→ DATA TO USE
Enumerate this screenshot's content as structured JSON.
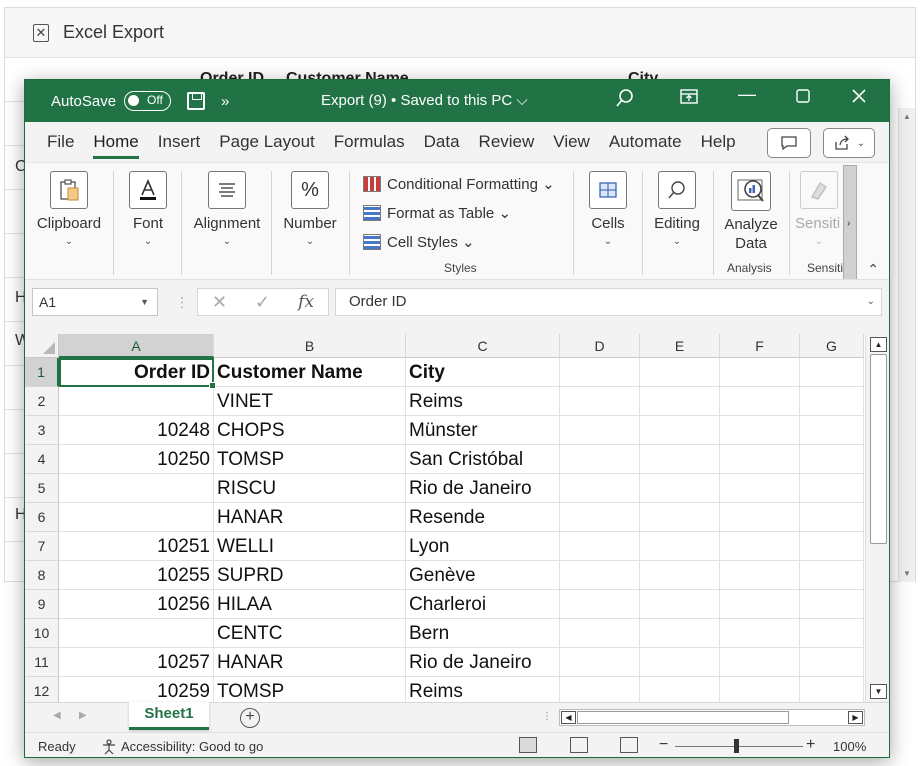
{
  "background_app": {
    "title": "Excel Export",
    "header_order_id": "Order ID",
    "header_customer_name": "Customer Name",
    "header_city": "City",
    "row_letters": [
      "C",
      "H",
      "W",
      "H"
    ]
  },
  "excel": {
    "autosave_label": "AutoSave",
    "autosave_state": "Off",
    "more_commands": "»",
    "doc_title": "Export (9) • Saved to this PC ⌵",
    "accent_color": "#217346",
    "tabs": [
      "File",
      "Home",
      "Insert",
      "Page Layout",
      "Formulas",
      "Data",
      "Review",
      "View",
      "Automate",
      "Help"
    ],
    "active_tab": "Home",
    "ribbon": {
      "clipboard": "Clipboard",
      "font": "Font",
      "alignment": "Alignment",
      "number": "Number",
      "conditional_formatting": "Conditional Formatting ⌄",
      "format_as_table": "Format as Table ⌄",
      "cell_styles": "Cell Styles ⌄",
      "styles_group": "Styles",
      "cells": "Cells",
      "editing": "Editing",
      "analyze_data": "Analyze\nData",
      "analysis_group": "Analysis",
      "sensitivity": "Sensiti",
      "sensitivity_group": "Sensiti"
    },
    "formula_bar": {
      "name_box": "A1",
      "formula": "Order ID"
    },
    "columns": [
      "A",
      "B",
      "C",
      "D",
      "E",
      "F",
      "G"
    ],
    "rows": [
      {
        "n": "1",
        "a": "Order ID",
        "b": "Customer Name",
        "c": "City"
      },
      {
        "n": "2",
        "a": "",
        "b": "VINET",
        "c": "Reims"
      },
      {
        "n": "3",
        "a": "10248",
        "b": "CHOPS",
        "c": "Münster"
      },
      {
        "n": "4",
        "a": "10250",
        "b": "TOMSP",
        "c": "San Cristóbal"
      },
      {
        "n": "5",
        "a": "",
        "b": "RISCU",
        "c": "Rio de Janeiro"
      },
      {
        "n": "6",
        "a": "",
        "b": "HANAR",
        "c": "Resende"
      },
      {
        "n": "7",
        "a": "10251",
        "b": "WELLI",
        "c": "Lyon"
      },
      {
        "n": "8",
        "a": "10255",
        "b": "SUPRD",
        "c": "Genève"
      },
      {
        "n": "9",
        "a": "10256",
        "b": "HILAA",
        "c": "Charleroi"
      },
      {
        "n": "10",
        "a": "",
        "b": "CENTC",
        "c": "Bern"
      },
      {
        "n": "11",
        "a": "10257",
        "b": "HANAR",
        "c": "Rio de Janeiro"
      },
      {
        "n": "12",
        "a": "10259",
        "b": "TOMSP",
        "c": "Reims"
      }
    ],
    "sheet_tab": "Sheet1",
    "status": {
      "ready": "Ready",
      "accessibility": "Accessibility: Good to go",
      "zoom": "100%"
    }
  }
}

→ TASK
Check each line above for the string "Sensiti", then copy the ones that have it.

→ RESULT OF THIS EXERCISE
      "sensitivity": "Sensiti",
      "sensitivity_group": "Sensiti"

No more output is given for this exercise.